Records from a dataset
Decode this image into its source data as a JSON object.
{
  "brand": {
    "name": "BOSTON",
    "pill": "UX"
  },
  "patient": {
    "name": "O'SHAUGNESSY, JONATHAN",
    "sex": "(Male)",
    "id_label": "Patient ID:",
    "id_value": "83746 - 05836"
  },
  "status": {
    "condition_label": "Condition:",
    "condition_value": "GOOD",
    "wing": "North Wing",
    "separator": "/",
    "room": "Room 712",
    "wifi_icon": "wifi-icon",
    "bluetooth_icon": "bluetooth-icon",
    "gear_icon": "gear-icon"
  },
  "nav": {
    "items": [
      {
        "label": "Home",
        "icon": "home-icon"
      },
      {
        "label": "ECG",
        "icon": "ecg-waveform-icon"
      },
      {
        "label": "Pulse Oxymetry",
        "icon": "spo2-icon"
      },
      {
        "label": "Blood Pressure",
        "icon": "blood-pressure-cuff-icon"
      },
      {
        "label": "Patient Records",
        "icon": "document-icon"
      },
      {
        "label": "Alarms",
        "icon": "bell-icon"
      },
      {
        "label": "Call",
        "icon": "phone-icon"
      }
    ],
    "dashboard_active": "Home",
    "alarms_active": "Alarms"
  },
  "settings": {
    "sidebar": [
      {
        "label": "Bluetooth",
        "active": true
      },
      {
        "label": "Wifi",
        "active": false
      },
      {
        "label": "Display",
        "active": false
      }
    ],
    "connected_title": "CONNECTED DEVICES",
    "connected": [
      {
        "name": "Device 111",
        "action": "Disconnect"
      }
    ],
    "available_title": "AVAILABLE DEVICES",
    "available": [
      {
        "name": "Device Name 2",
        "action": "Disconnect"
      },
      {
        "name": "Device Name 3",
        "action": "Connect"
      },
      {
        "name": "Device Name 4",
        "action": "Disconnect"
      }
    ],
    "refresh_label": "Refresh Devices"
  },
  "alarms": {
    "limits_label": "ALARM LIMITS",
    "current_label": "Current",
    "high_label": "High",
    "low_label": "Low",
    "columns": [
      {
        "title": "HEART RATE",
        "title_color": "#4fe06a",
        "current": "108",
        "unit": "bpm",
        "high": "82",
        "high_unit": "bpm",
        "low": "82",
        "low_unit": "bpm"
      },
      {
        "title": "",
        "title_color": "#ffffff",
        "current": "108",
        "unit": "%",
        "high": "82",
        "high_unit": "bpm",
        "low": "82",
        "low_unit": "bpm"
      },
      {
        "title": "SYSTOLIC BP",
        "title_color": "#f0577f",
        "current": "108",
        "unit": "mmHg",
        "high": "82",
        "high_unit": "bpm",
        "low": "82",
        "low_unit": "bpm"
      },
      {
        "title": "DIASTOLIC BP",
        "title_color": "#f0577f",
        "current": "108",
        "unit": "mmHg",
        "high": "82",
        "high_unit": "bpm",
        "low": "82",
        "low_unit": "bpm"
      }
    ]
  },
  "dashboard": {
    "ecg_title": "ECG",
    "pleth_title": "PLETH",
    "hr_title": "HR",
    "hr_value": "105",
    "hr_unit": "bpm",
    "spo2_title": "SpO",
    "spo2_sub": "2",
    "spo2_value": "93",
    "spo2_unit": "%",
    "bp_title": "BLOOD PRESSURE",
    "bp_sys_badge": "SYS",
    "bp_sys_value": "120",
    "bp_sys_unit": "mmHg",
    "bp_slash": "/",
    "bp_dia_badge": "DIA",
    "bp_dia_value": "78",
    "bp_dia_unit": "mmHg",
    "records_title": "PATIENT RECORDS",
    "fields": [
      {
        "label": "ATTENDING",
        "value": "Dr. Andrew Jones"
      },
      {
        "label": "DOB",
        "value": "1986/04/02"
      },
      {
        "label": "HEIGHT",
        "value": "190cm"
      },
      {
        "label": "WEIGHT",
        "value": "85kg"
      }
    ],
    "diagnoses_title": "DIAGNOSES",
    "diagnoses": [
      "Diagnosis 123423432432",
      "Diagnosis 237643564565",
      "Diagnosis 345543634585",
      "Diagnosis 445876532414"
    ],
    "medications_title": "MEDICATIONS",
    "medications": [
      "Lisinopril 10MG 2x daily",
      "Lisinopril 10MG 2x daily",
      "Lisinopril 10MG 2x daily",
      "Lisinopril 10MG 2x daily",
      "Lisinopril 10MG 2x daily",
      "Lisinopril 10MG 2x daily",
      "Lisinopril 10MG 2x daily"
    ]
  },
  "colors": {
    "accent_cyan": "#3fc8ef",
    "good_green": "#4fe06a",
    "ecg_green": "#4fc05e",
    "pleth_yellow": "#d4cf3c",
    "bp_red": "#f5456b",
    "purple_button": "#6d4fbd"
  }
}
==
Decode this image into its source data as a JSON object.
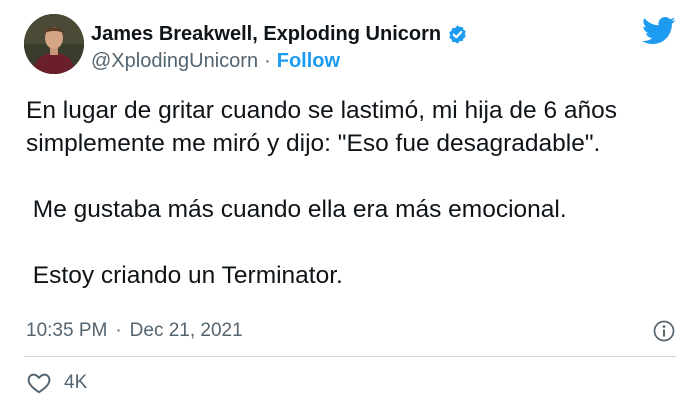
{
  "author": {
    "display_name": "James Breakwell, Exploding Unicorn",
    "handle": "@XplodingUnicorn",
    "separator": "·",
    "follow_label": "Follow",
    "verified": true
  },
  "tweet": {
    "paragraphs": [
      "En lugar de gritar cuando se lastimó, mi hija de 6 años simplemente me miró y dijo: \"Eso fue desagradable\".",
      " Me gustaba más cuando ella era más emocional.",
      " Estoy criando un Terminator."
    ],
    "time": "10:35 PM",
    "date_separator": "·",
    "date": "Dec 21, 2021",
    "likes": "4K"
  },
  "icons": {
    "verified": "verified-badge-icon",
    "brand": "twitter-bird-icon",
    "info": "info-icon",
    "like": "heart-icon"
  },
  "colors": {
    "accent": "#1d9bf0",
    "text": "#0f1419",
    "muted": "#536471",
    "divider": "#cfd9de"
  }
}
--
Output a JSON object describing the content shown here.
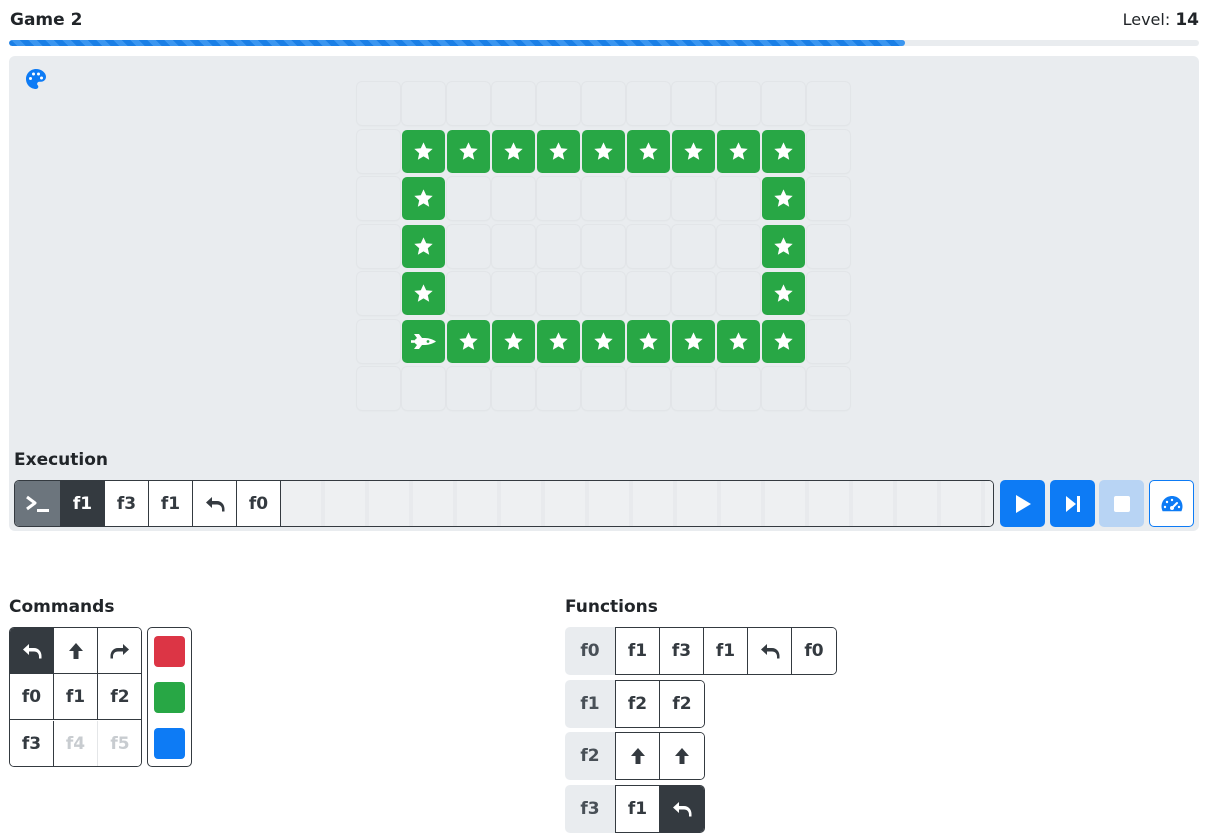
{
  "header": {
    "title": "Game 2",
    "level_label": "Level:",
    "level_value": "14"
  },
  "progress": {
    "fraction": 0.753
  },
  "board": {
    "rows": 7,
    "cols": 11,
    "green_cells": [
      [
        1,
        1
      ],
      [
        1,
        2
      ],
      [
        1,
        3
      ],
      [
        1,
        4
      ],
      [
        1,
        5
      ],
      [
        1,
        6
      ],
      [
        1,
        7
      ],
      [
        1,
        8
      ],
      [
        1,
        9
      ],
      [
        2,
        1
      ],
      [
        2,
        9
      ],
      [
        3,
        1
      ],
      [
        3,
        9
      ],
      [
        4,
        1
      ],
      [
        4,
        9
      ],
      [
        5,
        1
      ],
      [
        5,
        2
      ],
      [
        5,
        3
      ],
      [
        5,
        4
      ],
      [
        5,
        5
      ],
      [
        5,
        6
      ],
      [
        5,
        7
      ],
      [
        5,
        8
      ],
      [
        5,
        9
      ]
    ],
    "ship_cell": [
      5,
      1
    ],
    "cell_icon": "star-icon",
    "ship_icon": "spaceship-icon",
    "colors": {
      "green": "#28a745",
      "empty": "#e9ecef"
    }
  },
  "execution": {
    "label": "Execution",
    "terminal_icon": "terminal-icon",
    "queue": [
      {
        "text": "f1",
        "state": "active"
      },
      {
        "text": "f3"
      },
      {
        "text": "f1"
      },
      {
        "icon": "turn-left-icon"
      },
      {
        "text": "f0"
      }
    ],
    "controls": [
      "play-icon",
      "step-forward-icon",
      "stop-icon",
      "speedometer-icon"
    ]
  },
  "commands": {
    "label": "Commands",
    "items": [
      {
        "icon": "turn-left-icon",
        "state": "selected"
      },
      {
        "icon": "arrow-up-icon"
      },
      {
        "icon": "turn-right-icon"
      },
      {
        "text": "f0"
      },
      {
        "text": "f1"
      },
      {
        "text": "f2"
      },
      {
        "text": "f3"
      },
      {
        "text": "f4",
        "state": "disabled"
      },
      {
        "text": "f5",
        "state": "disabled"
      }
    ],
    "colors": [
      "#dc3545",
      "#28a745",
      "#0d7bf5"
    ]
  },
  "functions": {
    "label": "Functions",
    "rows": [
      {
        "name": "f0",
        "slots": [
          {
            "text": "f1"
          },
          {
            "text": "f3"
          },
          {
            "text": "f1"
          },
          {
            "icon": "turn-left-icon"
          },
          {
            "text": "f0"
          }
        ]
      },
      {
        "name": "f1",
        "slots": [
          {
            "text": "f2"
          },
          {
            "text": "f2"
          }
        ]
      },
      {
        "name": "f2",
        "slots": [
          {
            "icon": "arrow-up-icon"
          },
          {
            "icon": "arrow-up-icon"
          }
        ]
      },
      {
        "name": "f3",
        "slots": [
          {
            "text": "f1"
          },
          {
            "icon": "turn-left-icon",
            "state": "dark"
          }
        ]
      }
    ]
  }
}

### Exercise description
Give the number of lines in the listing above that hold the string "cuando", with nothing else.

### Worked solution
2